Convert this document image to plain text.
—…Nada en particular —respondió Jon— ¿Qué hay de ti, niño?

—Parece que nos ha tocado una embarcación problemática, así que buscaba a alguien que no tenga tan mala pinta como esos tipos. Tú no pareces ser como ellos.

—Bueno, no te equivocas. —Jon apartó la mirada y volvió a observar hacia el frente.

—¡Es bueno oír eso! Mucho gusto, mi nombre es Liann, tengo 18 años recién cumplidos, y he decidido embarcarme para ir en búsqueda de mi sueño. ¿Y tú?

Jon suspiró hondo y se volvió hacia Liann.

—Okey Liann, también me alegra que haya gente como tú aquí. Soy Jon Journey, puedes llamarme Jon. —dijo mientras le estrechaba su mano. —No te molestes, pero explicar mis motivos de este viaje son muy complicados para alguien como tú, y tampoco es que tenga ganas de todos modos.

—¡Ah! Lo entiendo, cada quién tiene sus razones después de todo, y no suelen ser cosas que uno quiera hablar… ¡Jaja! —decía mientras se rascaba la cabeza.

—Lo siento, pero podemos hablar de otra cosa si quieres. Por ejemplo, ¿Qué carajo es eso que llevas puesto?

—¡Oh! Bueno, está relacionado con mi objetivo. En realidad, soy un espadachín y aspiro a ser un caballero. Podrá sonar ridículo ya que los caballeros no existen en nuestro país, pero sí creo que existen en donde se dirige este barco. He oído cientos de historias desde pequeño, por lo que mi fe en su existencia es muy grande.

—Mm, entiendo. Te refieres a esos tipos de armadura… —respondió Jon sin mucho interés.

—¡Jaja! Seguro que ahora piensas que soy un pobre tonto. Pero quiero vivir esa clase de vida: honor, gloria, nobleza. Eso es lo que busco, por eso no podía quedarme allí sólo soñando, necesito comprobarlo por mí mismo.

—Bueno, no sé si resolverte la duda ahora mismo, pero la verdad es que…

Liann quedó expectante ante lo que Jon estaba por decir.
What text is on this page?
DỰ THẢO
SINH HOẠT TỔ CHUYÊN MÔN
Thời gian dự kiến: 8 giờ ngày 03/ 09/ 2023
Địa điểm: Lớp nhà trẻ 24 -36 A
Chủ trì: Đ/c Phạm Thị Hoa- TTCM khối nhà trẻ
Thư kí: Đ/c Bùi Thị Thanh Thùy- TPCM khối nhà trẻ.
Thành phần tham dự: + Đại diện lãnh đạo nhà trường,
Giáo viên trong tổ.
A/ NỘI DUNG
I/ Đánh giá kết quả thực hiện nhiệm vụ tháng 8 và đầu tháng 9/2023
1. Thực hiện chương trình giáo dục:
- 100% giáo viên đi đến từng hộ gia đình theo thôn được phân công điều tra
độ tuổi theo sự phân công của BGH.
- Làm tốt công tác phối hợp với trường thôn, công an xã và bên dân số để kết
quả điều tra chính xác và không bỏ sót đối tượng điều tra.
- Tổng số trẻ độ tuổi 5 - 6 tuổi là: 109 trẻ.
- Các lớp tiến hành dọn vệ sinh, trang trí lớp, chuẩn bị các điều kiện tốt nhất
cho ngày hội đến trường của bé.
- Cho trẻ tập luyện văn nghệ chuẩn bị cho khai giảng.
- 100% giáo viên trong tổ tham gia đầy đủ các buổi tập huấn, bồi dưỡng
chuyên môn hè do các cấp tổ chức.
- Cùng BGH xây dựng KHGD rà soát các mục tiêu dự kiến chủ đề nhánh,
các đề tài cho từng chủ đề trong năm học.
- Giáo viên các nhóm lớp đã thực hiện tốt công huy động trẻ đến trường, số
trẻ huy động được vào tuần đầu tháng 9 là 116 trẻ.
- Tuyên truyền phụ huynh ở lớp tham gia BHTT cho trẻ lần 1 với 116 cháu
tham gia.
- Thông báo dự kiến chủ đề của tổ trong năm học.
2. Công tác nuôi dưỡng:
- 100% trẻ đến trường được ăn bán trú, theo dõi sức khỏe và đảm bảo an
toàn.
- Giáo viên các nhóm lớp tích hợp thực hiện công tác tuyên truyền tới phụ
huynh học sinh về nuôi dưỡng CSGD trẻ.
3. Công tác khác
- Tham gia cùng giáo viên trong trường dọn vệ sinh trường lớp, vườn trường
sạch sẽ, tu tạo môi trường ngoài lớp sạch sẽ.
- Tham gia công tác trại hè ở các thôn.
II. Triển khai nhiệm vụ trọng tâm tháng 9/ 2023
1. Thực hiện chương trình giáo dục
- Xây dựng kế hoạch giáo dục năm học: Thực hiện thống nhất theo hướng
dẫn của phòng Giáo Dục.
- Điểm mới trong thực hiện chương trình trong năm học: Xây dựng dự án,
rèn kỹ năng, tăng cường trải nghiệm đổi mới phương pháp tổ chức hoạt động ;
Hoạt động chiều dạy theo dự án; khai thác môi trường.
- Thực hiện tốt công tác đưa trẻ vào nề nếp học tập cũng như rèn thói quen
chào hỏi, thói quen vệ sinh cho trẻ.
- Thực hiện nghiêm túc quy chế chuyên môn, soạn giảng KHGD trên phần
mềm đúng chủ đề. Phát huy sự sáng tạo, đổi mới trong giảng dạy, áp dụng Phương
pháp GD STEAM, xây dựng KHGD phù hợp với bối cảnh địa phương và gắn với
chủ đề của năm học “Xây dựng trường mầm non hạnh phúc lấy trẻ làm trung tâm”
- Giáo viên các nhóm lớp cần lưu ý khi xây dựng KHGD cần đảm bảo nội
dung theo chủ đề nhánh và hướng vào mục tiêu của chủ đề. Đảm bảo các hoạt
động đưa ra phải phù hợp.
:::::
> **EXERCISE DETAILS**:
Your task is to gather every line with the word "trường" and copy it.

> **EXERCISE OUTPUT**:
Thành phần tham dự: + Đại diện lãnh đạo nhà trường,
- Làm tốt công tác phối hợp với trường thôn, công an xã và bên dân số để kết
cho ngày hội đến trường của bé.
- Giáo viên các nhóm lớp đã thực hiện tốt công huy động trẻ đến trường, số
- 100% trẻ đến trường được ăn bán trú, theo dõi sức khỏe và đảm bảo an
- Tham gia cùng giáo viên trong trường dọn vệ sinh trường lớp, vườn trường
sạch sẽ, tu tạo môi trường ngoài lớp sạch sẽ.
Hoạt động chiều dạy theo dự án; khai thác môi trường.
chủ đề của năm học “Xây dựng trường mầm non hạnh phúc lấy trẻ làm trung tâm”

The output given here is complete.